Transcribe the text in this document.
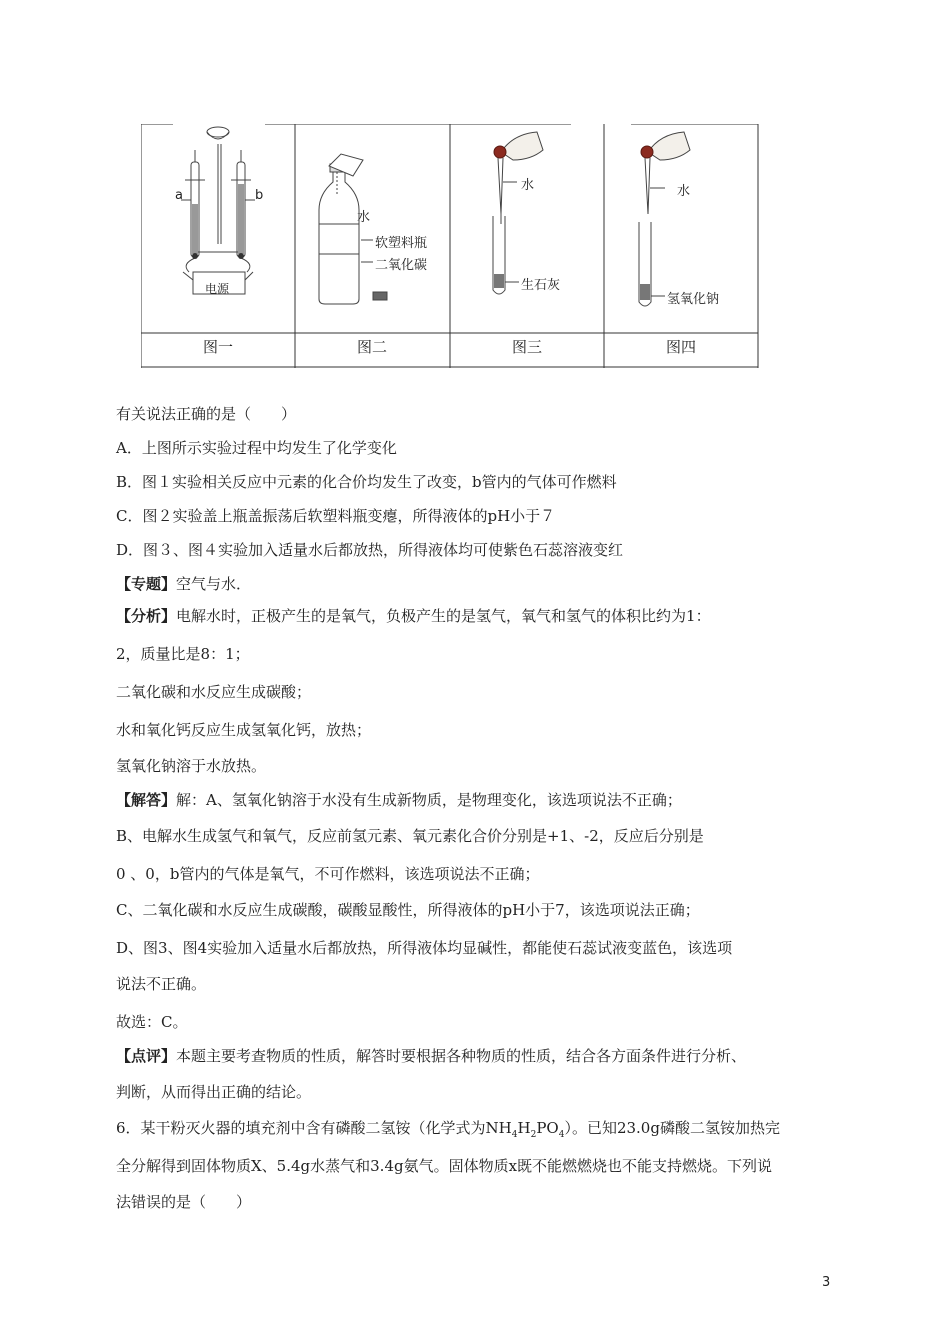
a	b
电源
水
软塑料瓶
二氧化碳
水
生石灰
水
氢氧化钠
图一	图二	图三	图四
有关说法正确的是（　　）
A．上图所示实验过程中均发生了化学变化
B．图１实验相关反应中元素的化合价均发生了改变，b管内的气体可作燃料
C．图２实验盖上瓶盖振荡后软塑料瓶变瘪，所得液体的pH小于７
D．图３、图４实验加入适量水后都放热，所得液体均可使紫色石蕊溶液变红
【专题】空气与水．
【分析】电解水时，正极产生的是氧气，负极产生的是氢气，氧气和氢气的体积比约为1：
2，质量比是8：1；
二氧化碳和水反应生成碳酸；
水和氧化钙反应生成氢氧化钙，放热；
氢氧化钠溶于水放热。
【解答】解：A、氢氧化钠溶于水没有生成新物质，是物理变化，该选项说法不正确；
B、电解水生成氢气和氧气，反应前氢元素、氧元素化合价分别是+1、-2，反应后分别是
0 、0，b管内的气体是氧气，不可作燃料，该选项说法不正确；
C、二氧化碳和水反应生成碳酸，碳酸显酸性，所得液体的pH小于7，该选项说法正确；
D、图3、图4实验加入适量水后都放热，所得液体均显碱性，都能使石蕊试液变蓝色，该选项
说法不正确。
故选：C。
【点评】本题主要考查物质的性质，解答时要根据各种物质的性质，结合各方面条件进行分析、
判断，从而得出正确的结论。
6．某干粉灭火器的填充剂中含有磷酸二氢铵（化学式为$NH_4H_2PO_4$）。已知23.0g磷酸二氢铵加热完
全分解得到固体物质X、5.4g水蒸气和3.4g氨气。固体物质x既不能燃燃烧也不能支持燃烧。下列说
法错误的是（　　）
3
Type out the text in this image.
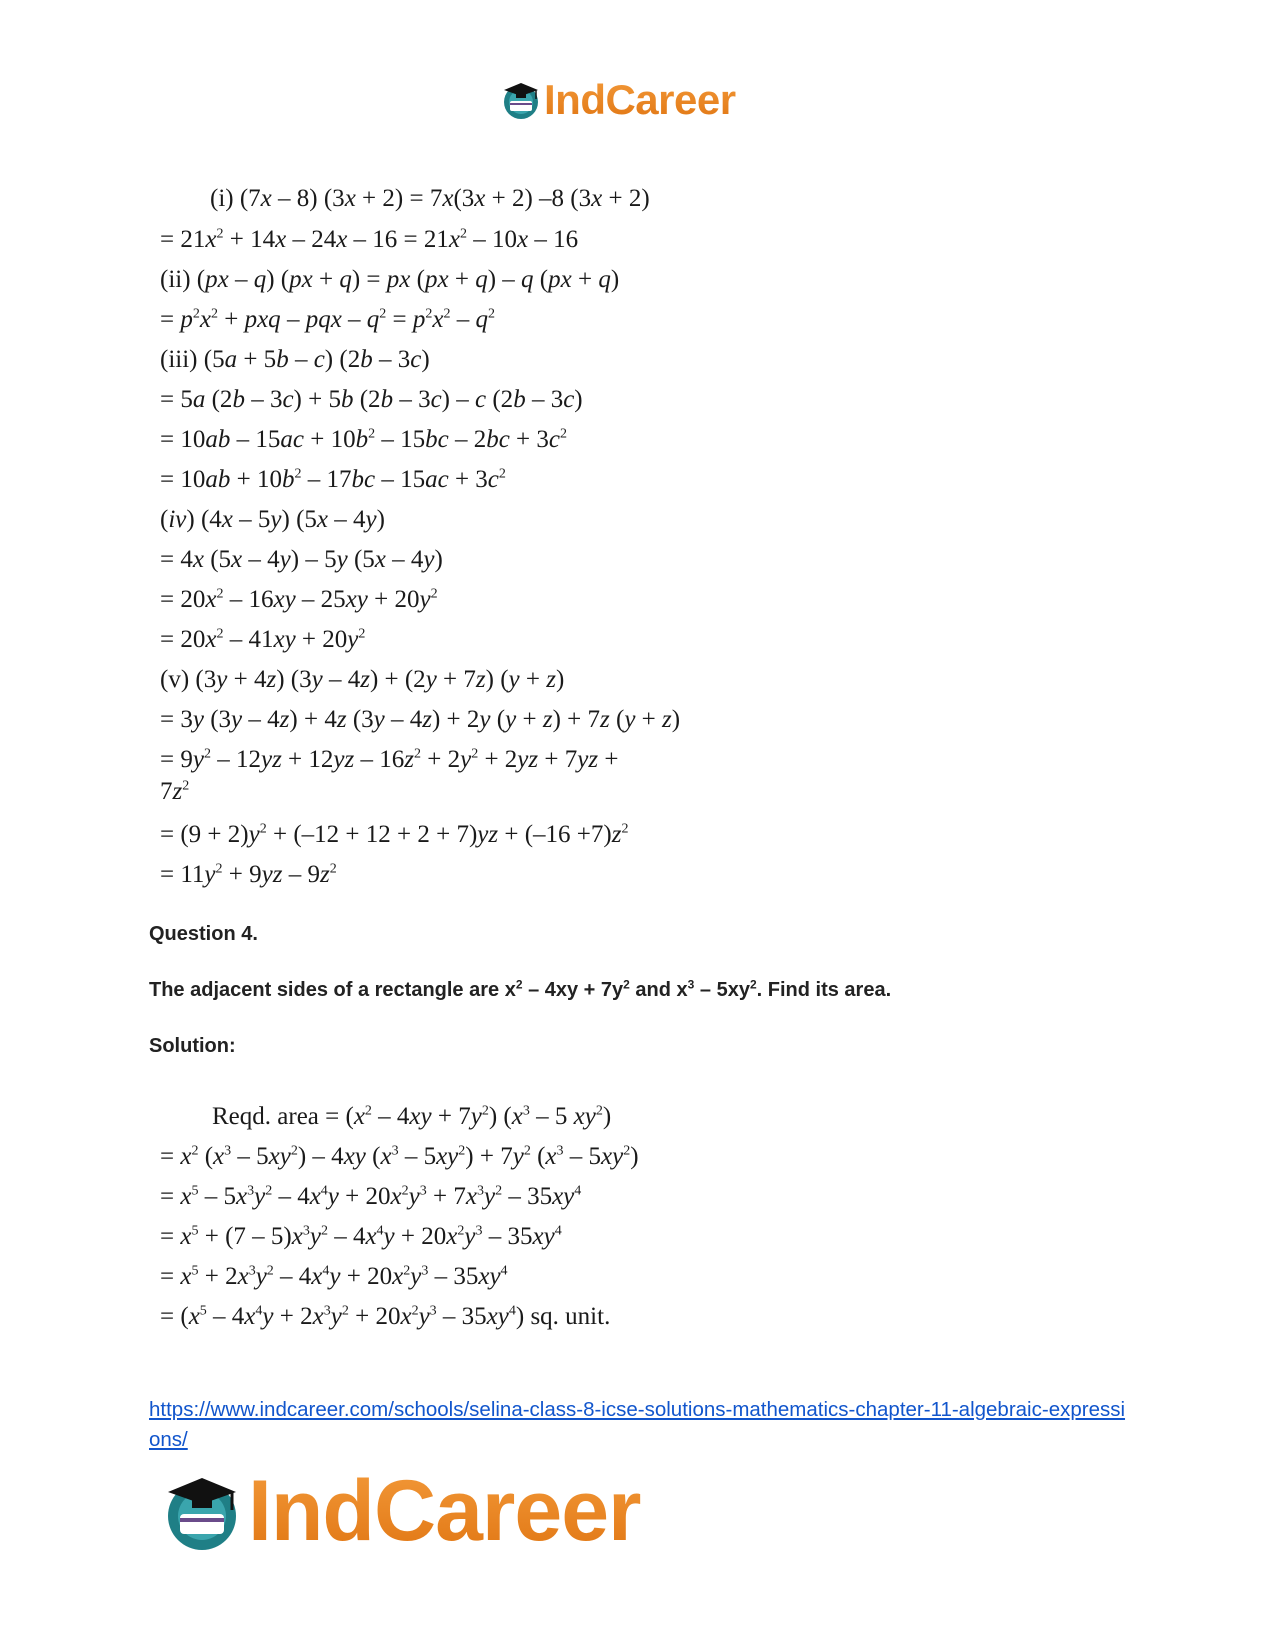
IndCareer
(i) (7x – 8) (3x + 2) = 7x(3x + 2) –8 (3x + 2)
= $21x^2 + 14x - 24x - 16 = 21x^2 - 10x - 16$
(ii) (px – q) (px + q) = px (px + q) – q (px + q)
= $p^2x^2$ + pxq – pqx – $q^2 = p^2x^2 - q^2$
(iii) (5a + 5b – c) (2b – 3c)
= 5a (2b – 3c) + 5b (2b – 3c) – c (2b – 3c)
= $10ab - 15ac + 10b^2 - 15bc - 2bc + 3c^2$
= $10ab + 10b^2 - 17bc - 15ac + 3c^2$
(iv) (4x – 5y) (5x – 4y)
= 4x (5x – 4y) – 5y (5x – 4y)
= $20x^2 - 16xy - 25xy + 20y^2$
= $20x^2 - 41xy + 20y^2$
(v) (3y + 4z) (3y – 4z) + (2y + 7z) (y + z)
= 3y (3y – 4z) + 4z (3y – 4z) + 2y (y + z) + 7z (y + z)
= $9y^2 - 12yz + 12yz - 16z^2 + 2y^2 + 2yz + 7yz$ +
$7z^2$
= $(9 + 2)y^2 + (-12 + 12 + 2 + 7)yz + (-16 +7)z^2$
= $11y^2 + 9yz - 9z^2$
Question 4.
The adjacent sides of a rectangle are $x^2 - 4xy + 7y^2$ and $x^3 - 5xy^2$. Find its area.
Solution:
Reqd. area = $(x^2 - 4xy + 7y^2)$ ($x^3 - 5$ $xy^2$)
= $x^2$ $(x^3 - 5xy^2) - 4xy$ $(x^3 - 5xy^2) + 7y^2$ $(x^3 - 5xy^2)$
= $x^5 - 5x^3y^2 - 4x^4y + 20x^2y^3 + 7x^3y^2 - 35xy^4$
= $x^5 + (7 - 5)x^3y^2 - 4x^4y + 20x^2y^3 - 35xy^4$
= $x^5 + 2x^3y^2 - 4x^4y + 20x^2y^3 - 35xy^4$
= $(x^5 - 4x^4y + 2x^3y^2 + 20x^2y^3 - 35xy^4)$ sq. unit.
https://www.indcareer.com/schools/selina-class-8-icse-solutions-mathematics-chapter-11-algebraic-expressions/
IndCareer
----------
» **Brief**
Find all lines where the word "二氧化碳和水反应生成碳酸" appears. Copy them.

» **Completed exercise**
二氧化碳和水反应生成碳酸；
C、二氧化碳和水反应生成碳酸，碳酸显酸性，所得液体的pH小于7，该选项说法正确；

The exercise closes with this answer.